• _The request_:
Check each line of the entries below for the string "once"; copy every line where it appears.

Data extracted from a collection
▼
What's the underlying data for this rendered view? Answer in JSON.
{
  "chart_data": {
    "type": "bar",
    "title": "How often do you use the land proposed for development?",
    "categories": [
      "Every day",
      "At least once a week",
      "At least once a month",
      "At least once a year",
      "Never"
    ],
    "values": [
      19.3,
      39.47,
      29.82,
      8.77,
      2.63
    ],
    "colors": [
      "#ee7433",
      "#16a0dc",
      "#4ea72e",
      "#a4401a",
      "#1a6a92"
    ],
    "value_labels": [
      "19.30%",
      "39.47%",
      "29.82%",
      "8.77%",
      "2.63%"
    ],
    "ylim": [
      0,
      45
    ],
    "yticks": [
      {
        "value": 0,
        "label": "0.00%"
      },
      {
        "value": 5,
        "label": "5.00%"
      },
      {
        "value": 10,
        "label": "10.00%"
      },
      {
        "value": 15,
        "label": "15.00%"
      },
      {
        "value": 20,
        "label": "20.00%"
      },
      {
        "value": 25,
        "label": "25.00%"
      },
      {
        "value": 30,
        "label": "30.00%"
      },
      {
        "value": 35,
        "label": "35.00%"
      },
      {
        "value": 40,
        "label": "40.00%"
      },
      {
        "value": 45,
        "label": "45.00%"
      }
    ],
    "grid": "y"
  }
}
▲
• _Solution to the exercise_:
      "At least once a week",
      "At least once a month",
      "At least once a year",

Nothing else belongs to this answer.